**EXERCISE MATERIALS**

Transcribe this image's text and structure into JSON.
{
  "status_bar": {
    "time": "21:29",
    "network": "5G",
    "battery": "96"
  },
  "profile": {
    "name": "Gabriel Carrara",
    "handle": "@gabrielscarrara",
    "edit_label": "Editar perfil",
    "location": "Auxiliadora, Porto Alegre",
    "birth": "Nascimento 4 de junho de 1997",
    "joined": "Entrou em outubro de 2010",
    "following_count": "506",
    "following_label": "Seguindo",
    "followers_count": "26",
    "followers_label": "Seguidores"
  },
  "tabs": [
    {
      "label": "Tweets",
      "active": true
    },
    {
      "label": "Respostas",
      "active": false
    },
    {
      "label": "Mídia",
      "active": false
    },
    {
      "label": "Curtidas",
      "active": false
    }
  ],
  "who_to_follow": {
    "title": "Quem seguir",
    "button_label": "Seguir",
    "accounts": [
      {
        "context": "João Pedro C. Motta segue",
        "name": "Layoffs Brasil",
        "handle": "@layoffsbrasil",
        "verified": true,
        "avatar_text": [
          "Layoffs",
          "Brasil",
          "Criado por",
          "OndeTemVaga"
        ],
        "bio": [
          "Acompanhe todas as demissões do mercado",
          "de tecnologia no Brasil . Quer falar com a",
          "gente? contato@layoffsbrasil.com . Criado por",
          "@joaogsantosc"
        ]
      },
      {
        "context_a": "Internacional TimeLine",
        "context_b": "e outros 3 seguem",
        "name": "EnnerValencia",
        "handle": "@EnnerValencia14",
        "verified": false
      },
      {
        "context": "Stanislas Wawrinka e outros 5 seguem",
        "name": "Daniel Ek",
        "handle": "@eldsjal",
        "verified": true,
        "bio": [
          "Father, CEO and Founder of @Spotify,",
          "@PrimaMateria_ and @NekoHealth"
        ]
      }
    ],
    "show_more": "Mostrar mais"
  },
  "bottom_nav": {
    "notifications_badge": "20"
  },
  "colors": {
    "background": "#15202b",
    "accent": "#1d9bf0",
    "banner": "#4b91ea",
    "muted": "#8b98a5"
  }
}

* * *

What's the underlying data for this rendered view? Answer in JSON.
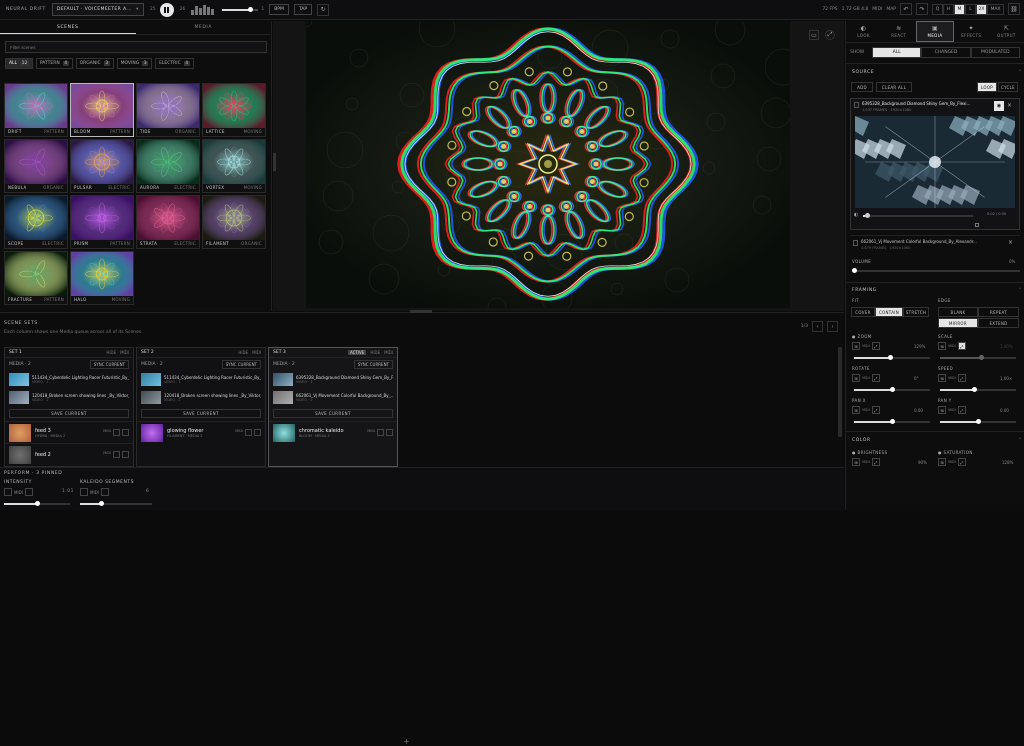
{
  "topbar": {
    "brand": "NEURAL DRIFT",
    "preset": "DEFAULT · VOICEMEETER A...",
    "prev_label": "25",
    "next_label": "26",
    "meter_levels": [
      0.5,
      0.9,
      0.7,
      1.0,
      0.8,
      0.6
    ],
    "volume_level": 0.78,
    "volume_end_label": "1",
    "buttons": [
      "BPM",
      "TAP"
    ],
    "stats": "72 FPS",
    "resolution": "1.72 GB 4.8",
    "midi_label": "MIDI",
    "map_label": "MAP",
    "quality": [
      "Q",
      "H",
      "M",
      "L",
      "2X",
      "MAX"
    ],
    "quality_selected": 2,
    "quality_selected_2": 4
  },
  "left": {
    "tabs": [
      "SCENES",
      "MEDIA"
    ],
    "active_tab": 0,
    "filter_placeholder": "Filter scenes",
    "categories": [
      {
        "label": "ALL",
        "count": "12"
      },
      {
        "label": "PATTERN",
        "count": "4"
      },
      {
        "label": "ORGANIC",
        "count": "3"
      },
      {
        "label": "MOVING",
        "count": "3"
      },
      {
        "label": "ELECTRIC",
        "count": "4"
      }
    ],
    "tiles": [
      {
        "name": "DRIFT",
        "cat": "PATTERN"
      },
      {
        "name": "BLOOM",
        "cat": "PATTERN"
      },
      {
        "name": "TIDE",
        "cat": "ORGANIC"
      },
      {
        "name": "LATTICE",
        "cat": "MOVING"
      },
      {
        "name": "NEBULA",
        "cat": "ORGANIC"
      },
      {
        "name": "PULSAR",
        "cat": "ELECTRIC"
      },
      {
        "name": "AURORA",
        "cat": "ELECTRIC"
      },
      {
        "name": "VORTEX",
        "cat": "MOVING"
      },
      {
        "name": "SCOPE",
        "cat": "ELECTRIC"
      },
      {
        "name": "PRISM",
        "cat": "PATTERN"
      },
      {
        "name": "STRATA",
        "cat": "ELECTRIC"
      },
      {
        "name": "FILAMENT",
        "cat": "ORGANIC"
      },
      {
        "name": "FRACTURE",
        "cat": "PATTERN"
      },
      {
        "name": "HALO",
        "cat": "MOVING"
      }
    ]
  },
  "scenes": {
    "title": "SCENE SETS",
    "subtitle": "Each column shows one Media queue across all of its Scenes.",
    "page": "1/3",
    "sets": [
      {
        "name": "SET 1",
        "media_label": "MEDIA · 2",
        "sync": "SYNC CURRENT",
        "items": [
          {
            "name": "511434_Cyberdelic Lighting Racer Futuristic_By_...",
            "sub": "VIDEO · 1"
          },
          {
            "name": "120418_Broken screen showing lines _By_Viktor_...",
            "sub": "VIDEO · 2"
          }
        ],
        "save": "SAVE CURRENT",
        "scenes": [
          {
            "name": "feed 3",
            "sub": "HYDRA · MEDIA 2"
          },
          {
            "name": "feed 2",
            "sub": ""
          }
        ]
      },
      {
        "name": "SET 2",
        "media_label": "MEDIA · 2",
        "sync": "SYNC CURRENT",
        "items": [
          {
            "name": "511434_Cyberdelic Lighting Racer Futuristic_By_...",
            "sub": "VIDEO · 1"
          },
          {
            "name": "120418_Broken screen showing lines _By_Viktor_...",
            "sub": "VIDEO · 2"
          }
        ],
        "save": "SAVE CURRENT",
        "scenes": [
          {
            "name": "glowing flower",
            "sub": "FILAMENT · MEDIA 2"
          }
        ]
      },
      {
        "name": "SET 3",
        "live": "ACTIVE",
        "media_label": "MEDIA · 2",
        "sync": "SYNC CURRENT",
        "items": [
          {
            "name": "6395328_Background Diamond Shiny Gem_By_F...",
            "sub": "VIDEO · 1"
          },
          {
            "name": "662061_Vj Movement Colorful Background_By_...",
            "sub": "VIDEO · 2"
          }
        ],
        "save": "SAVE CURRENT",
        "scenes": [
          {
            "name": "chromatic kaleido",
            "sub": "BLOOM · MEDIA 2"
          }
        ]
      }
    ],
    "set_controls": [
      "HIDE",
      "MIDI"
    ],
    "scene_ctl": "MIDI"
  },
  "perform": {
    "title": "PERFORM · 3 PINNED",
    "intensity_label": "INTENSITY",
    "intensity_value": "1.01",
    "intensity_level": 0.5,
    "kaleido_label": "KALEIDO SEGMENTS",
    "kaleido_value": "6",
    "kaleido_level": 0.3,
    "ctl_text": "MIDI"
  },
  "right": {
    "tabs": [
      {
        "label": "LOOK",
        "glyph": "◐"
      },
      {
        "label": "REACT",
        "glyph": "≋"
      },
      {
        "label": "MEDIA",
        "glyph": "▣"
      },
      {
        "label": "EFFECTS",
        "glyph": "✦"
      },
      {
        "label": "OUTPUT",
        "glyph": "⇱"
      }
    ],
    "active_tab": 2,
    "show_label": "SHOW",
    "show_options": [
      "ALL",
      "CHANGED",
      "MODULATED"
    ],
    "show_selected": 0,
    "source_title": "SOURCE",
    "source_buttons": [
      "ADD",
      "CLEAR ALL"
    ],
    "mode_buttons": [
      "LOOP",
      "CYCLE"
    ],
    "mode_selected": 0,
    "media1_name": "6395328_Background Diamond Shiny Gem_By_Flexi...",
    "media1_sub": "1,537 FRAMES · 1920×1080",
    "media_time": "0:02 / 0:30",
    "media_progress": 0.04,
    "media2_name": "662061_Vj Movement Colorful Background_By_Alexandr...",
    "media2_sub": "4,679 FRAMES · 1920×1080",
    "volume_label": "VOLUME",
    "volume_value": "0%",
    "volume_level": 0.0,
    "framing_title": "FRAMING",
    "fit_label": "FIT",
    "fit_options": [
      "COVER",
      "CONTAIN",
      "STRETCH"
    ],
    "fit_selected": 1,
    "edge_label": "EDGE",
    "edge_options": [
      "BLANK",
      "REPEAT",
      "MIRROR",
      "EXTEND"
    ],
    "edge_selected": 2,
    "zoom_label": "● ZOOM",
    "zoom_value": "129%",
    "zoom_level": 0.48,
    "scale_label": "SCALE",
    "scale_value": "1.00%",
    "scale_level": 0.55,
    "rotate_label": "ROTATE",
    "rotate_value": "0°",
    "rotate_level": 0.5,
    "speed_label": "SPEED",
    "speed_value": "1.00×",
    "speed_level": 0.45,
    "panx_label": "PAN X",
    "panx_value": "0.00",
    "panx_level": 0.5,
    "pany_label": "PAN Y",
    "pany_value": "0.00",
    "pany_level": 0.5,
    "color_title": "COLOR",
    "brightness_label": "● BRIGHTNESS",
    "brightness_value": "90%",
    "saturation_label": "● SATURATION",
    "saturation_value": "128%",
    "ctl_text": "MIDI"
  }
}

**STATED PROBLEM**
Check each line of the records above for the word "handle", then give the number of lines that have it, with no other words.

**EXERCISE ANSWER**
4